## start DATA PROVIDED

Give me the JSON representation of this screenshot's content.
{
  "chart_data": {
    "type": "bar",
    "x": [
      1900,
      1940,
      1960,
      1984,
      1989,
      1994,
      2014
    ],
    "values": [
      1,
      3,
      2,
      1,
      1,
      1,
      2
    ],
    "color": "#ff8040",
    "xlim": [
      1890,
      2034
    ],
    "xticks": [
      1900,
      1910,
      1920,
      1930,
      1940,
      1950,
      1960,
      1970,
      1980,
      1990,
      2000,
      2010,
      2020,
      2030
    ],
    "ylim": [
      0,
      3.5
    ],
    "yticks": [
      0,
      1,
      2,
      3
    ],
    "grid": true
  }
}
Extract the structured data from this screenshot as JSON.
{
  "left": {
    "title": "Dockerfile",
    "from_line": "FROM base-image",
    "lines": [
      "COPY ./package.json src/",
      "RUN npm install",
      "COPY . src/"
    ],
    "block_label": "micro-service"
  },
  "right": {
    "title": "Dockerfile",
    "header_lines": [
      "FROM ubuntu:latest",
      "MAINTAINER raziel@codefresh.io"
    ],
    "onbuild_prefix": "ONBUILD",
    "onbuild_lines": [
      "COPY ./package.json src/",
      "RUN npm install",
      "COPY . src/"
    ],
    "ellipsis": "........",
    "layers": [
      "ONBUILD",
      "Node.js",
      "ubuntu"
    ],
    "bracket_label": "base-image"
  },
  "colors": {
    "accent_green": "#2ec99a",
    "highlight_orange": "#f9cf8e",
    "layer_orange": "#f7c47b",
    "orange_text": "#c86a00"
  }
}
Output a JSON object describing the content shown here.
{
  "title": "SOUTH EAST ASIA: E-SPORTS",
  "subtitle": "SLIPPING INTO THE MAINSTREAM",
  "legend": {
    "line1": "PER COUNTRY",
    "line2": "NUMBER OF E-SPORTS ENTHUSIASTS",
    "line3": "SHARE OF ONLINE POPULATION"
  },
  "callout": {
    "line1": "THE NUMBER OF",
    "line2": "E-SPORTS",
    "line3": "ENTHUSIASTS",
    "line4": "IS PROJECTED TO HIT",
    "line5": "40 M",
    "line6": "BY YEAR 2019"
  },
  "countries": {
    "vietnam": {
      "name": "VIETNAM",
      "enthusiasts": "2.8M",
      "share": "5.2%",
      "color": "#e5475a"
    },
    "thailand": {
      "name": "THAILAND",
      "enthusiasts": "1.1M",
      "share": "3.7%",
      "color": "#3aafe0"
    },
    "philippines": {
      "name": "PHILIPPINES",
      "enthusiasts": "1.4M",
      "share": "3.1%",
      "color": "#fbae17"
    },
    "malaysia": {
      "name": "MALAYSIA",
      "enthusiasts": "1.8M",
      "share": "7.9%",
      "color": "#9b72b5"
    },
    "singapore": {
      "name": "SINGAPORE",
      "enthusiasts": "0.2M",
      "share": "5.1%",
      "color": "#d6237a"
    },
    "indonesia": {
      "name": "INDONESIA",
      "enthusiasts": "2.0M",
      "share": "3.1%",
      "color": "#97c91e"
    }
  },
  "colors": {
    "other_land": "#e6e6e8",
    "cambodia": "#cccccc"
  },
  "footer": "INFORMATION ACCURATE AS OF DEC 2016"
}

## end DATA PROVIDED

• **TO BE DONE**
Return every entry exactly as given.

• **WRITTEN ANSWER**
Give me the JSON representation of this screenshot's content.
{
  "chart_data": {
    "type": "bar",
    "x": [
      1900,
      1940,
      1960,
      1984,
      1989,
      1994,
      2014
    ],
    "values": [
      1,
      3,
      2,
      1,
      1,
      1,
      2
    ],
    "color": "#ff8040",
    "xlim": [
      1890,
      2034
    ],
    "xticks": [
      1900,
      1910,
      1920,
      1930,
      1940,
      1950,
      1960,
      1970,
      1980,
      1990,
      2000,
      2010,
      2020,
      2030
    ],
    "ylim": [
      0,
      3.5
    ],
    "yticks": [
      0,
      1,
      2,
      3
    ],
    "grid": true
  }
}
Extract the structured data from this screenshot as JSON.
{
  "left": {
    "title": "Dockerfile",
    "from_line": "FROM base-image",
    "lines": [
      "COPY ./package.json src/",
      "RUN npm install",
      "COPY . src/"
    ],
    "block_label": "micro-service"
  },
  "right": {
    "title": "Dockerfile",
    "header_lines": [
      "FROM ubuntu:latest",
      "MAINTAINER raziel@codefresh.io"
    ],
    "onbuild_prefix": "ONBUILD",
    "onbuild_lines": [
      "COPY ./package.json src/",
      "RUN npm install",
      "COPY . src/"
    ],
    "ellipsis": "........",
    "layers": [
      "ONBUILD",
      "Node.js",
      "ubuntu"
    ],
    "bracket_label": "base-image"
  },
  "colors": {
    "accent_green": "#2ec99a",
    "highlight_orange": "#f9cf8e",
    "layer_orange": "#f7c47b",
    "orange_text": "#c86a00"
  }
}
Output a JSON object describing the content shown here.
{
  "title": "SOUTH EAST ASIA: E-SPORTS",
  "subtitle": "SLIPPING INTO THE MAINSTREAM",
  "legend": {
    "line1": "PER COUNTRY",
    "line2": "NUMBER OF E-SPORTS ENTHUSIASTS",
    "line3": "SHARE OF ONLINE POPULATION"
  },
  "callout": {
    "line1": "THE NUMBER OF",
    "line2": "E-SPORTS",
    "line3": "ENTHUSIASTS",
    "line4": "IS PROJECTED TO HIT",
    "line5": "40 M",
    "line6": "BY YEAR 2019"
  },
  "countries": {
    "vietnam": {
      "name": "VIETNAM",
      "enthusiasts": "2.8M",
      "share": "5.2%",
      "color": "#e5475a"
    },
    "thailand": {
      "name": "THAILAND",
      "enthusiasts": "1.1M",
      "share": "3.7%",
      "color": "#3aafe0"
    },
    "philippines": {
      "name": "PHILIPPINES",
      "enthusiasts": "1.4M",
      "share": "3.1%",
      "color": "#fbae17"
    },
    "malaysia": {
      "name": "MALAYSIA",
      "enthusiasts": "1.8M",
      "share": "7.9%",
      "color": "#9b72b5"
    },
    "singapore": {
      "name": "SINGAPORE",
      "enthusiasts": "0.2M",
      "share": "5.1%",
      "color": "#d6237a"
    },
    "indonesia": {
      "name": "INDONESIA",
      "enthusiasts": "2.0M",
      "share": "3.1%",
      "color": "#97c91e"
    }
  },
  "colors": {
    "other_land": "#e6e6e8",
    "cambodia": "#cccccc"
  },
  "footer": "INFORMATION ACCURATE AS OF DEC 2016"
}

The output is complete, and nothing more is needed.